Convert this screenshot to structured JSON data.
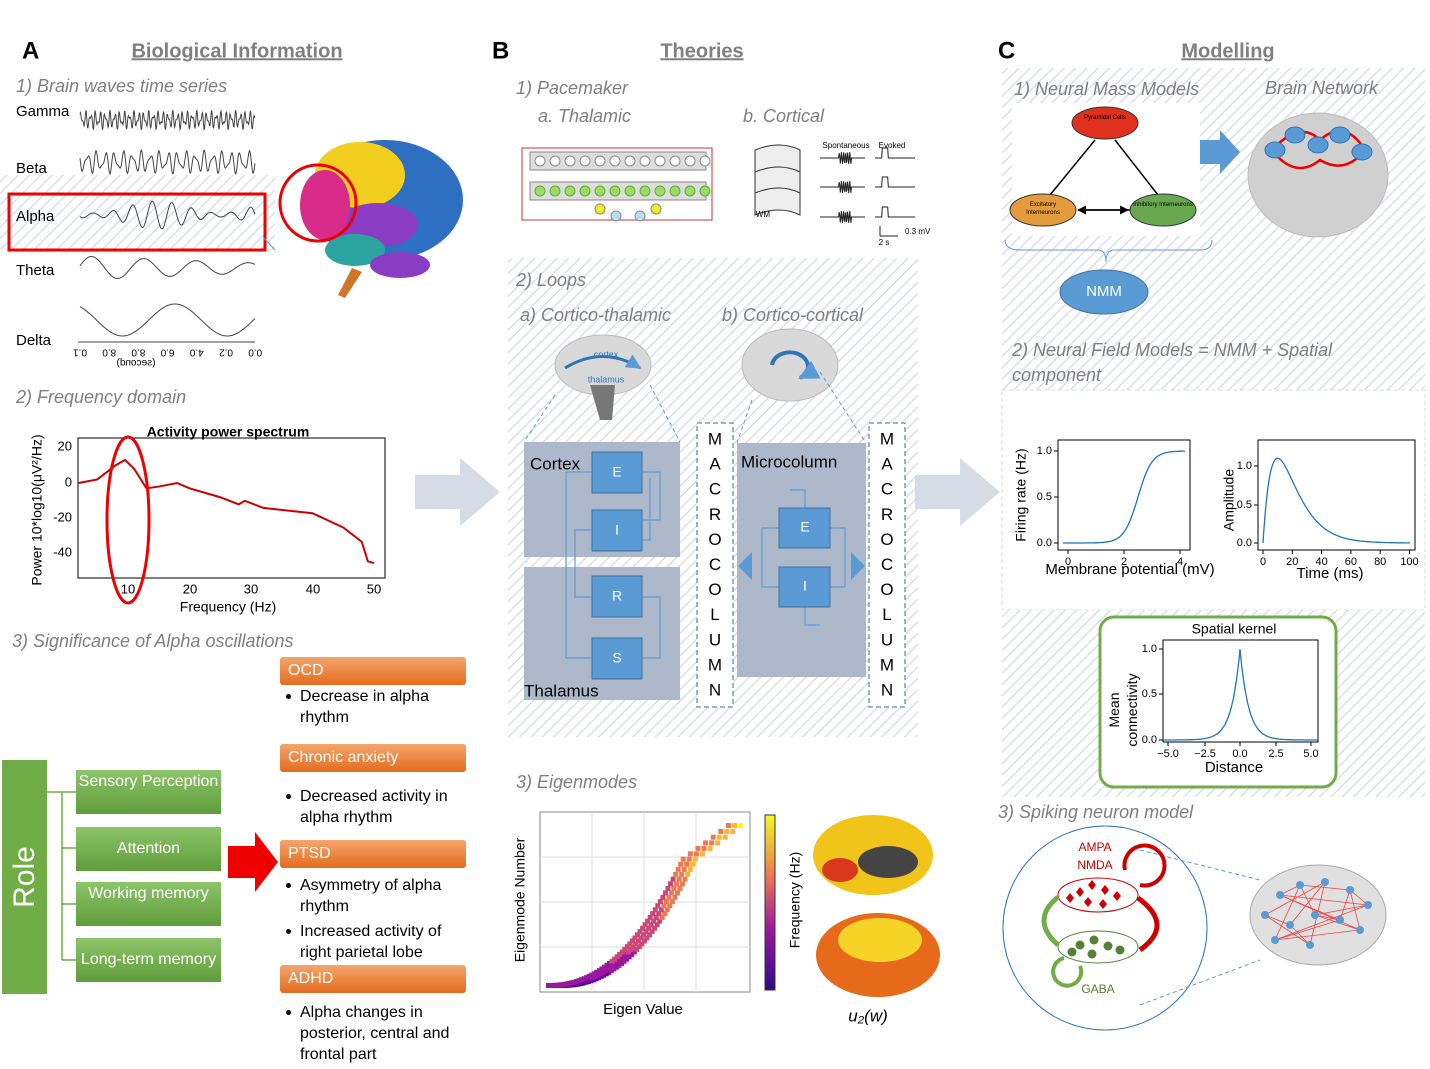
{
  "panel_a": {
    "letter": "A",
    "title": "Biological Information",
    "section1": {
      "title": "1) Brain waves time series",
      "waves": [
        "Gamma",
        "Beta",
        "Alpha",
        "Theta",
        "Delta"
      ],
      "time_ticks": [
        "0.1",
        "8.0",
        "8.0",
        "6.0",
        "4.0",
        "0.2",
        "0.0"
      ],
      "time_label": "(second)"
    },
    "section2": {
      "title": "2) Frequency domain",
      "plot_title": "Activity power spectrum",
      "ylabel": "Power 10*log10(μV²/Hz)",
      "xlabel": "Frequency (Hz)",
      "yticks": [
        "20",
        "0",
        "-20",
        "-40"
      ],
      "xticks": [
        "10",
        "20",
        "30",
        "40",
        "50"
      ]
    },
    "section3": {
      "title": "3) Significance of Alpha oscillations",
      "role": "Role",
      "functions": [
        "Sensory Perception",
        "Attention",
        "Working memory",
        "Long-term memory"
      ],
      "disorders": [
        {
          "name": "OCD",
          "notes": [
            "Decrease in alpha rhythm"
          ]
        },
        {
          "name": "Chronic anxiety",
          "notes": [
            "Decreased activity in alpha rhythm"
          ]
        },
        {
          "name": "PTSD",
          "notes": [
            "Asymmetry of alpha rhythm",
            "Increased activity of right parietal lobe"
          ]
        },
        {
          "name": "ADHD",
          "notes": [
            "Alpha changes in posterior, central and frontal part"
          ]
        }
      ]
    }
  },
  "panel_b": {
    "letter": "B",
    "title": "Theories",
    "section1": {
      "title": "1) Pacemaker",
      "a": "a. Thalamic",
      "b": "b. Cortical",
      "cortical_labels": [
        "Spontaneous",
        "Evoked",
        "WM",
        "2 s",
        "0.3 mV"
      ]
    },
    "section2": {
      "title": "2) Loops",
      "a": "a) Cortico-thalamic",
      "b": "b) Cortico-cortical",
      "brain_labels": [
        "cortex",
        "thalamus"
      ],
      "cortex": "Cortex",
      "thalamus": "Thalamus",
      "ct_nodes": [
        "E",
        "I",
        "R",
        "S"
      ],
      "microcolumn": "Microcolumn",
      "mc_nodes": [
        "E",
        "I"
      ],
      "macrocolumn": [
        "M",
        "A",
        "C",
        "R",
        "O",
        "C",
        "O",
        "L",
        "U",
        "M",
        "N"
      ]
    },
    "section3": {
      "title": "3) Eigenmodes",
      "ylabel": "Eigenmode Number",
      "xlabel": "Eigen Value",
      "colorbar": "Frequency (Hz)",
      "mode_label": "u₂(w)"
    }
  },
  "panel_c": {
    "letter": "C",
    "title": "Modelling",
    "section1": {
      "title": "1) Neural Mass Models",
      "network": "Brain Network",
      "nodes": [
        "Pyramidal Cells",
        "Excitatory Interneurons",
        "Inhibitory Interneurons"
      ],
      "nmm": "NMM"
    },
    "section2": {
      "title": "2) Neural Field Models = NMM + Spatial component",
      "firing": {
        "ylabel": "Firing rate (Hz)",
        "xlabel": "Membrane potential (mV)",
        "xticks": [
          "0",
          "2",
          "4"
        ],
        "yticks": [
          "0.0",
          "0.5",
          "1.0"
        ]
      },
      "amplitude": {
        "ylabel": "Amplitude",
        "xlabel": "Time (ms)",
        "xticks": [
          "0",
          "20",
          "40",
          "60",
          "80",
          "100"
        ],
        "yticks": [
          "0.0",
          "0.5",
          "1.0"
        ]
      },
      "kernel": {
        "title": "Spatial kernel",
        "ylabel": "Mean connectivity",
        "xlabel": "Distance",
        "xticks": [
          "−5.0",
          "−2.5",
          "0.0",
          "2.5",
          "5.0"
        ],
        "yticks": [
          "0.0",
          "0.5",
          "1.0"
        ]
      }
    },
    "section3": {
      "title": "3) Spiking neuron model",
      "labels": [
        "AMPA",
        "NMDA",
        "GABA"
      ]
    }
  }
}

☆ ☆ ☆ ☆ ☆ ☆ ☆

§ **PROBLEM TO WORK ON**
Apart from the pictures, return every entry above exactly as given.

§ **ANSWER TO THIS TASK**
Convert this screenshot to structured JSON data.
{
  "panel_a": {
    "letter": "A",
    "title": "Biological Information",
    "section1": {
      "title": "1) Brain waves time series",
      "waves": [
        "Gamma",
        "Beta",
        "Alpha",
        "Theta",
        "Delta"
      ],
      "time_ticks": [
        "0.1",
        "8.0",
        "8.0",
        "6.0",
        "4.0",
        "0.2",
        "0.0"
      ],
      "time_label": "(second)"
    },
    "section2": {
      "title": "2) Frequency domain",
      "plot_title": "Activity power spectrum",
      "ylabel": "Power 10*log10(μV²/Hz)",
      "xlabel": "Frequency (Hz)",
      "yticks": [
        "20",
        "0",
        "-20",
        "-40"
      ],
      "xticks": [
        "10",
        "20",
        "30",
        "40",
        "50"
      ]
    },
    "section3": {
      "title": "3) Significance of Alpha oscillations",
      "role": "Role",
      "functions": [
        "Sensory Perception",
        "Attention",
        "Working memory",
        "Long-term memory"
      ],
      "disorders": [
        {
          "name": "OCD",
          "notes": [
            "Decrease in alpha rhythm"
          ]
        },
        {
          "name": "Chronic anxiety",
          "notes": [
            "Decreased activity in alpha rhythm"
          ]
        },
        {
          "name": "PTSD",
          "notes": [
            "Asymmetry of alpha rhythm",
            "Increased activity of right parietal lobe"
          ]
        },
        {
          "name": "ADHD",
          "notes": [
            "Alpha changes in posterior, central and frontal part"
          ]
        }
      ]
    }
  },
  "panel_b": {
    "letter": "B",
    "title": "Theories",
    "section1": {
      "title": "1) Pacemaker",
      "a": "a. Thalamic",
      "b": "b. Cortical",
      "cortical_labels": [
        "Spontaneous",
        "Evoked",
        "WM",
        "2 s",
        "0.3 mV"
      ]
    },
    "section2": {
      "title": "2) Loops",
      "a": "a) Cortico-thalamic",
      "b": "b) Cortico-cortical",
      "brain_labels": [
        "cortex",
        "thalamus"
      ],
      "cortex": "Cortex",
      "thalamus": "Thalamus",
      "ct_nodes": [
        "E",
        "I",
        "R",
        "S"
      ],
      "microcolumn": "Microcolumn",
      "mc_nodes": [
        "E",
        "I"
      ],
      "macrocolumn": [
        "M",
        "A",
        "C",
        "R",
        "O",
        "C",
        "O",
        "L",
        "U",
        "M",
        "N"
      ]
    },
    "section3": {
      "title": "3) Eigenmodes",
      "ylabel": "Eigenmode Number",
      "xlabel": "Eigen Value",
      "colorbar": "Frequency (Hz)",
      "mode_label": "u₂(w)"
    }
  },
  "panel_c": {
    "letter": "C",
    "title": "Modelling",
    "section1": {
      "title": "1) Neural Mass Models",
      "network": "Brain Network",
      "nodes": [
        "Pyramidal Cells",
        "Excitatory Interneurons",
        "Inhibitory Interneurons"
      ],
      "nmm": "NMM"
    },
    "section2": {
      "title": "2) Neural Field Models = NMM + Spatial component",
      "firing": {
        "ylabel": "Firing rate (Hz)",
        "xlabel": "Membrane potential (mV)",
        "xticks": [
          "0",
          "2",
          "4"
        ],
        "yticks": [
          "0.0",
          "0.5",
          "1.0"
        ]
      },
      "amplitude": {
        "ylabel": "Amplitude",
        "xlabel": "Time (ms)",
        "xticks": [
          "0",
          "20",
          "40",
          "60",
          "80",
          "100"
        ],
        "yticks": [
          "0.0",
          "0.5",
          "1.0"
        ]
      },
      "kernel": {
        "title": "Spatial kernel",
        "ylabel": "Mean connectivity",
        "xlabel": "Distance",
        "xticks": [
          "−5.0",
          "−2.5",
          "0.0",
          "2.5",
          "5.0"
        ],
        "yticks": [
          "0.0",
          "0.5",
          "1.0"
        ]
      }
    },
    "section3": {
      "title": "3) Spiking neuron model",
      "labels": [
        "AMPA",
        "NMDA",
        "GABA"
      ]
    }
  }
}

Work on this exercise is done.